What this task involves: Exactly reproduce the line containing "Read all visible content and emit it as JSON." together with every line after it, through the end of the entries, and give nothing more.

Dataset records:

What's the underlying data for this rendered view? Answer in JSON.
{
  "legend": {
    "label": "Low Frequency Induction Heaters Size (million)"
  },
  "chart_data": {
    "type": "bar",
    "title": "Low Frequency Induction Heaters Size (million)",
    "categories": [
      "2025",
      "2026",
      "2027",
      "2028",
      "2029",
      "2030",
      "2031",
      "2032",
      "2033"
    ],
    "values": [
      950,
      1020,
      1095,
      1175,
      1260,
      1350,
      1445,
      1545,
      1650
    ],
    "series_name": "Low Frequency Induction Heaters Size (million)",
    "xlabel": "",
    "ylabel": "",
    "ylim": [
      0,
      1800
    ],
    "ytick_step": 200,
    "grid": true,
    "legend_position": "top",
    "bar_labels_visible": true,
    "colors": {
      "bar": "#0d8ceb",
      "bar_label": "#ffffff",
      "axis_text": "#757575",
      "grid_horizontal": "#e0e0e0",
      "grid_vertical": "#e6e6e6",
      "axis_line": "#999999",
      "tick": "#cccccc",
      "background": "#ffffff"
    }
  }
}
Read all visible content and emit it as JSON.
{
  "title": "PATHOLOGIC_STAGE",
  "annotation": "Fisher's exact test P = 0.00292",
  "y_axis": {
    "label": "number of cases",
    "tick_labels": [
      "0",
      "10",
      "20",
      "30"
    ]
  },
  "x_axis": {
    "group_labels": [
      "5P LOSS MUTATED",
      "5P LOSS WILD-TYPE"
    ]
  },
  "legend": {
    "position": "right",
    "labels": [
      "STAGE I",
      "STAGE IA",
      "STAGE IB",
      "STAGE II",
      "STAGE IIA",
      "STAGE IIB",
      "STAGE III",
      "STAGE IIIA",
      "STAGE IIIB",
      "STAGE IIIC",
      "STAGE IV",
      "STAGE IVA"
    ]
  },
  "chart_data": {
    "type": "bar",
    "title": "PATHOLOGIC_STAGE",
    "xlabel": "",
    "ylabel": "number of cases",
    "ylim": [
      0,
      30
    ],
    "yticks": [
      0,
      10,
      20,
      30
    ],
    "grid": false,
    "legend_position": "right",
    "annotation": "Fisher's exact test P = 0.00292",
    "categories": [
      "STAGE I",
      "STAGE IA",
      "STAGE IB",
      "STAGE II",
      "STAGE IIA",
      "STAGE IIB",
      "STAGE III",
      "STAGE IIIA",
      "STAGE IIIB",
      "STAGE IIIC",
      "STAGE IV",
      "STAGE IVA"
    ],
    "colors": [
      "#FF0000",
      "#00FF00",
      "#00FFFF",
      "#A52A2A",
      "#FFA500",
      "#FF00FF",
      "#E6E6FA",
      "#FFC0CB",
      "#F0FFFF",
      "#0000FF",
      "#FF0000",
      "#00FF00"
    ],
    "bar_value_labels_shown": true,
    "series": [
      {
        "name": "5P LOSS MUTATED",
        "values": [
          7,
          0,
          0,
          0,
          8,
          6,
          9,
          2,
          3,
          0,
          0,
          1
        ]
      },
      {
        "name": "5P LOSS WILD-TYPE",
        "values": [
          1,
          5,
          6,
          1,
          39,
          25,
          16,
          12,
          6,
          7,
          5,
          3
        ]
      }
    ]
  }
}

Answer to the task:
Read all visible content and emit it as JSON.
{
  "title": "PATHOLOGIC_STAGE",
  "annotation": "Fisher's exact test P = 0.00292",
  "y_axis": {
    "label": "number of cases",
    "tick_labels": [
      "0",
      "10",
      "20",
      "30"
    ]
  },
  "x_axis": {
    "group_labels": [
      "5P LOSS MUTATED",
      "5P LOSS WILD-TYPE"
    ]
  },
  "legend": {
    "position": "right",
    "labels": [
      "STAGE I",
      "STAGE IA",
      "STAGE IB",
      "STAGE II",
      "STAGE IIA",
      "STAGE IIB",
      "STAGE III",
      "STAGE IIIA",
      "STAGE IIIB",
      "STAGE IIIC",
      "STAGE IV",
      "STAGE IVA"
    ]
  },
  "chart_data": {
    "type": "bar",
    "title": "PATHOLOGIC_STAGE",
    "xlabel": "",
    "ylabel": "number of cases",
    "ylim": [
      0,
      30
    ],
    "yticks": [
      0,
      10,
      20,
      30
    ],
    "grid": false,
    "legend_position": "right",
    "annotation": "Fisher's exact test P = 0.00292",
    "categories": [
      "STAGE I",
      "STAGE IA",
      "STAGE IB",
      "STAGE II",
      "STAGE IIA",
      "STAGE IIB",
      "STAGE III",
      "STAGE IIIA",
      "STAGE IIIB",
      "STAGE IIIC",
      "STAGE IV",
      "STAGE IVA"
    ],
    "colors": [
      "#FF0000",
      "#00FF00",
      "#00FFFF",
      "#A52A2A",
      "#FFA500",
      "#FF00FF",
      "#E6E6FA",
      "#FFC0CB",
      "#F0FFFF",
      "#0000FF",
      "#FF0000",
      "#00FF00"
    ],
    "bar_value_labels_shown": true,
    "series": [
      {
        "name": "5P LOSS MUTATED",
        "values": [
          7,
          0,
          0,
          0,
          8,
          6,
          9,
          2,
          3,
          0,
          0,
          1
        ]
      },
      {
        "name": "5P LOSS WILD-TYPE",
        "values": [
          1,
          5,
          6,
          1,
          39,
          25,
          16,
          12,
          6,
          7,
          5,
          3
        ]
      }
    ]
  }
}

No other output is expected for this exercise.